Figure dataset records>

↓↓↓

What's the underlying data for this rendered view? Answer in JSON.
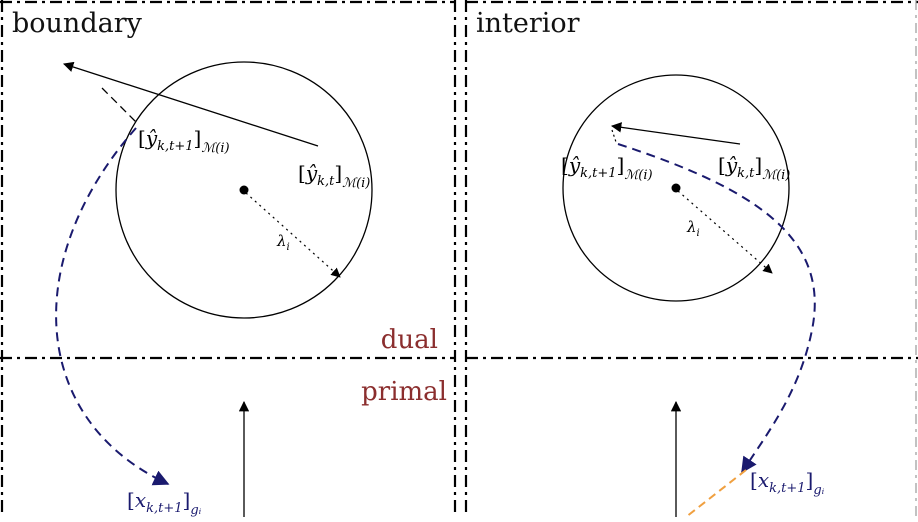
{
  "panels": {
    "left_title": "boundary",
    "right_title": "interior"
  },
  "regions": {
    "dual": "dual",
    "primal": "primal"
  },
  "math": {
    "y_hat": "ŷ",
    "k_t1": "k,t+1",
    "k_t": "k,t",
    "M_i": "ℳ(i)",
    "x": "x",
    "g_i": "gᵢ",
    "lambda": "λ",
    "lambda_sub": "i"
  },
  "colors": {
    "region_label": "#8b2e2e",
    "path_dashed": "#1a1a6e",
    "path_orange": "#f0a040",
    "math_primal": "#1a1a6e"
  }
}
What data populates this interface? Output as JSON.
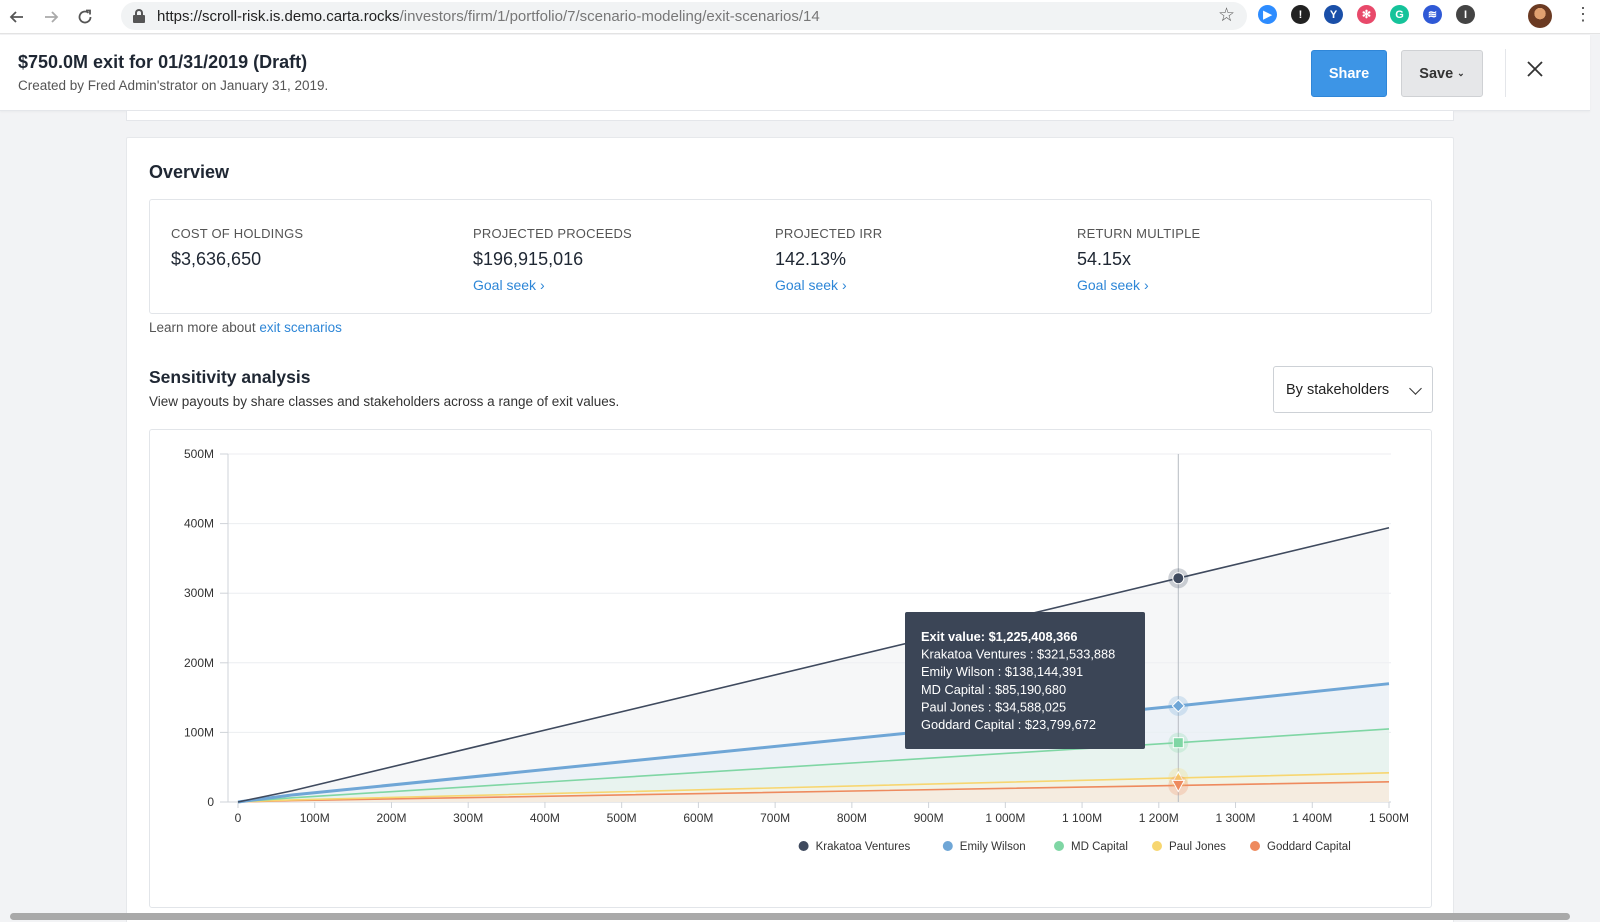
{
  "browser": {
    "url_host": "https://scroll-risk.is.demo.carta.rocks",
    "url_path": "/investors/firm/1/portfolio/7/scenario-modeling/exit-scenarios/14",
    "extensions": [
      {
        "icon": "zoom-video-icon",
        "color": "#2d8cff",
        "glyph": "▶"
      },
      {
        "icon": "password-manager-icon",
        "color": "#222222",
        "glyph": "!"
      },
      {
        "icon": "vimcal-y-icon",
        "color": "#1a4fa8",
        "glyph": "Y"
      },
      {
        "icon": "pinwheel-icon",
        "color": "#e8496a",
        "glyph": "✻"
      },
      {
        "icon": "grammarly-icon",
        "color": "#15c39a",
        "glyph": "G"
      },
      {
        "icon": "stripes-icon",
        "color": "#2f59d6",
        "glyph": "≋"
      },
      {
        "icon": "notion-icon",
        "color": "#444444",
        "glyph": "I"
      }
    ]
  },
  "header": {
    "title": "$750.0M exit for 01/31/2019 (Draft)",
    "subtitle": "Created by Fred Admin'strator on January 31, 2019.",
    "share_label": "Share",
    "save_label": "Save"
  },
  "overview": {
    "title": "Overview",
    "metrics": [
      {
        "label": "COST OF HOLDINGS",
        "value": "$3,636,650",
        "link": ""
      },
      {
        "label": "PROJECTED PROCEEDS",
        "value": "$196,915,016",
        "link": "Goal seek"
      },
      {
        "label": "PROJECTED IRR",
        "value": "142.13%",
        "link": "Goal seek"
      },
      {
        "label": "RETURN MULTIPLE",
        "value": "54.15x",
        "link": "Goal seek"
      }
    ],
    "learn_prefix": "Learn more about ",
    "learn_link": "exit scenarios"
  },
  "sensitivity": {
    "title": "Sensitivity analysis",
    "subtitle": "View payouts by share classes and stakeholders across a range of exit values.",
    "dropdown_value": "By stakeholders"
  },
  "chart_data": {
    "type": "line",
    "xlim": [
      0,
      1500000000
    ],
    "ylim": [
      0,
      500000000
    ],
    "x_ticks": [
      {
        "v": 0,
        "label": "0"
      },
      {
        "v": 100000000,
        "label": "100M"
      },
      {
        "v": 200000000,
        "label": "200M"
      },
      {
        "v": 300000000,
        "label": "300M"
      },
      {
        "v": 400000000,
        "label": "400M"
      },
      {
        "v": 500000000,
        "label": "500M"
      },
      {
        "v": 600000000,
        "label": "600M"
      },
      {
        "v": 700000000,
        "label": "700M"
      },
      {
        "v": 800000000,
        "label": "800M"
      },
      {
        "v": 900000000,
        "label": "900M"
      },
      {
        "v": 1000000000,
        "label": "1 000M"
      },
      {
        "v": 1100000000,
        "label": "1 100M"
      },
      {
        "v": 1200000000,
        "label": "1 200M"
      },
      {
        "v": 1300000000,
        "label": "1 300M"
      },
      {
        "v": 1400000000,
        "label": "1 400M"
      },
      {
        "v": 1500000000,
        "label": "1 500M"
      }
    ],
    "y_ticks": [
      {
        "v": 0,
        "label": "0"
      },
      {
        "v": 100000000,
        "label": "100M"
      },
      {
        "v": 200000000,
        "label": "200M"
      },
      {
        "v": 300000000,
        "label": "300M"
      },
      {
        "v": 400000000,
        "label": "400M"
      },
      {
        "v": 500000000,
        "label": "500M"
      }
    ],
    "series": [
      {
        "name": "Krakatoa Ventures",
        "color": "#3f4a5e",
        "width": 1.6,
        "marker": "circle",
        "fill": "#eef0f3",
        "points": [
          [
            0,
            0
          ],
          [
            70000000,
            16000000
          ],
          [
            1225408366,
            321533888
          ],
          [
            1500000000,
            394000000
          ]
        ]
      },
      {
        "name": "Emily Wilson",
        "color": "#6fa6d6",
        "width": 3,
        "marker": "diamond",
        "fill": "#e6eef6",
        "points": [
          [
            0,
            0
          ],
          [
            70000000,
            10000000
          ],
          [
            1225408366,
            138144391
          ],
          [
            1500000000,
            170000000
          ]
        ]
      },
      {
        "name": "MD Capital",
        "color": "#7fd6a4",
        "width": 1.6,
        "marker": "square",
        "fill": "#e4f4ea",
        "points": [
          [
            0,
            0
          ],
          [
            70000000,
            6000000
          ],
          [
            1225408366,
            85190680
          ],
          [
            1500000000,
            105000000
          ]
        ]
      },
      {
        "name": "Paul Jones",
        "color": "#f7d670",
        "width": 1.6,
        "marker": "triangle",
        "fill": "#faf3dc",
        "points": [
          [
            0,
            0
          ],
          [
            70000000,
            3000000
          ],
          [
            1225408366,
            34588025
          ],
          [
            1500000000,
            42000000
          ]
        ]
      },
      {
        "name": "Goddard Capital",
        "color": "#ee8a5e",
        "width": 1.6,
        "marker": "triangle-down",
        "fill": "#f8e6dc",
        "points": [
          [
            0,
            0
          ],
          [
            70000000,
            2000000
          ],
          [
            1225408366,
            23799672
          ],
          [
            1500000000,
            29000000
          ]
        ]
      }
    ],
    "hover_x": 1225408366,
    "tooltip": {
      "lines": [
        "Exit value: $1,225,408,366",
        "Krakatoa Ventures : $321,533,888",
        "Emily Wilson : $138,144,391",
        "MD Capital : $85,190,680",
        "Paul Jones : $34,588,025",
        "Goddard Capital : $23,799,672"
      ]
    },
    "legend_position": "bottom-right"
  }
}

↑↑↑

DO THIS>
Every line above should be returned exactly; the pictures stay out.

EXERCISE RESULT>
What's the underlying data for this rendered view? Answer in JSON.
{
  "panels": {
    "left_title": "boundary",
    "right_title": "interior"
  },
  "regions": {
    "dual": "dual",
    "primal": "primal"
  },
  "math": {
    "y_hat": "ŷ",
    "k_t1": "k,t+1",
    "k_t": "k,t",
    "M_i": "ℳ(i)",
    "x": "x",
    "g_i": "gᵢ",
    "lambda": "λ",
    "lambda_sub": "i"
  },
  "colors": {
    "region_label": "#8b2e2e",
    "path_dashed": "#1a1a6e",
    "path_orange": "#f0a040",
    "math_primal": "#1a1a6e"
  }
}
What data populates this interface? Output as JSON.
{
  "browser": {
    "url_host": "https://scroll-risk.is.demo.carta.rocks",
    "url_path": "/investors/firm/1/portfolio/7/scenario-modeling/exit-scenarios/14",
    "extensions": [
      {
        "icon": "zoom-video-icon",
        "color": "#2d8cff",
        "glyph": "▶"
      },
      {
        "icon": "password-manager-icon",
        "color": "#222222",
        "glyph": "!"
      },
      {
        "icon": "vimcal-y-icon",
        "color": "#1a4fa8",
        "glyph": "Y"
      },
      {
        "icon": "pinwheel-icon",
        "color": "#e8496a",
        "glyph": "✻"
      },
      {
        "icon": "grammarly-icon",
        "color": "#15c39a",
        "glyph": "G"
      },
      {
        "icon": "stripes-icon",
        "color": "#2f59d6",
        "glyph": "≋"
      },
      {
        "icon": "notion-icon",
        "color": "#444444",
        "glyph": "I"
      }
    ]
  },
  "header": {
    "title": "$750.0M exit for 01/31/2019 (Draft)",
    "subtitle": "Created by Fred Admin'strator on January 31, 2019.",
    "share_label": "Share",
    "save_label": "Save"
  },
  "overview": {
    "title": "Overview",
    "metrics": [
      {
        "label": "COST OF HOLDINGS",
        "value": "$3,636,650",
        "link": ""
      },
      {
        "label": "PROJECTED PROCEEDS",
        "value": "$196,915,016",
        "link": "Goal seek"
      },
      {
        "label": "PROJECTED IRR",
        "value": "142.13%",
        "link": "Goal seek"
      },
      {
        "label": "RETURN MULTIPLE",
        "value": "54.15x",
        "link": "Goal seek"
      }
    ],
    "learn_prefix": "Learn more about ",
    "learn_link": "exit scenarios"
  },
  "sensitivity": {
    "title": "Sensitivity analysis",
    "subtitle": "View payouts by share classes and stakeholders across a range of exit values.",
    "dropdown_value": "By stakeholders"
  },
  "chart_data": {
    "type": "line",
    "xlim": [
      0,
      1500000000
    ],
    "ylim": [
      0,
      500000000
    ],
    "x_ticks": [
      {
        "v": 0,
        "label": "0"
      },
      {
        "v": 100000000,
        "label": "100M"
      },
      {
        "v": 200000000,
        "label": "200M"
      },
      {
        "v": 300000000,
        "label": "300M"
      },
      {
        "v": 400000000,
        "label": "400M"
      },
      {
        "v": 500000000,
        "label": "500M"
      },
      {
        "v": 600000000,
        "label": "600M"
      },
      {
        "v": 700000000,
        "label": "700M"
      },
      {
        "v": 800000000,
        "label": "800M"
      },
      {
        "v": 900000000,
        "label": "900M"
      },
      {
        "v": 1000000000,
        "label": "1 000M"
      },
      {
        "v": 1100000000,
        "label": "1 100M"
      },
      {
        "v": 1200000000,
        "label": "1 200M"
      },
      {
        "v": 1300000000,
        "label": "1 300M"
      },
      {
        "v": 1400000000,
        "label": "1 400M"
      },
      {
        "v": 1500000000,
        "label": "1 500M"
      }
    ],
    "y_ticks": [
      {
        "v": 0,
        "label": "0"
      },
      {
        "v": 100000000,
        "label": "100M"
      },
      {
        "v": 200000000,
        "label": "200M"
      },
      {
        "v": 300000000,
        "label": "300M"
      },
      {
        "v": 400000000,
        "label": "400M"
      },
      {
        "v": 500000000,
        "label": "500M"
      }
    ],
    "series": [
      {
        "name": "Krakatoa Ventures",
        "color": "#3f4a5e",
        "width": 1.6,
        "marker": "circle",
        "fill": "#eef0f3",
        "points": [
          [
            0,
            0
          ],
          [
            70000000,
            16000000
          ],
          [
            1225408366,
            321533888
          ],
          [
            1500000000,
            394000000
          ]
        ]
      },
      {
        "name": "Emily Wilson",
        "color": "#6fa6d6",
        "width": 3,
        "marker": "diamond",
        "fill": "#e6eef6",
        "points": [
          [
            0,
            0
          ],
          [
            70000000,
            10000000
          ],
          [
            1225408366,
            138144391
          ],
          [
            1500000000,
            170000000
          ]
        ]
      },
      {
        "name": "MD Capital",
        "color": "#7fd6a4",
        "width": 1.6,
        "marker": "square",
        "fill": "#e4f4ea",
        "points": [
          [
            0,
            0
          ],
          [
            70000000,
            6000000
          ],
          [
            1225408366,
            85190680
          ],
          [
            1500000000,
            105000000
          ]
        ]
      },
      {
        "name": "Paul Jones",
        "color": "#f7d670",
        "width": 1.6,
        "marker": "triangle",
        "fill": "#faf3dc",
        "points": [
          [
            0,
            0
          ],
          [
            70000000,
            3000000
          ],
          [
            1225408366,
            34588025
          ],
          [
            1500000000,
            42000000
          ]
        ]
      },
      {
        "name": "Goddard Capital",
        "color": "#ee8a5e",
        "width": 1.6,
        "marker": "triangle-down",
        "fill": "#f8e6dc",
        "points": [
          [
            0,
            0
          ],
          [
            70000000,
            2000000
          ],
          [
            1225408366,
            23799672
          ],
          [
            1500000000,
            29000000
          ]
        ]
      }
    ],
    "hover_x": 1225408366,
    "tooltip": {
      "lines": [
        "Exit value: $1,225,408,366",
        "Krakatoa Ventures : $321,533,888",
        "Emily Wilson : $138,144,391",
        "MD Capital : $85,190,680",
        "Paul Jones : $34,588,025",
        "Goddard Capital : $23,799,672"
      ]
    },
    "legend_position": "bottom-right"
  }
}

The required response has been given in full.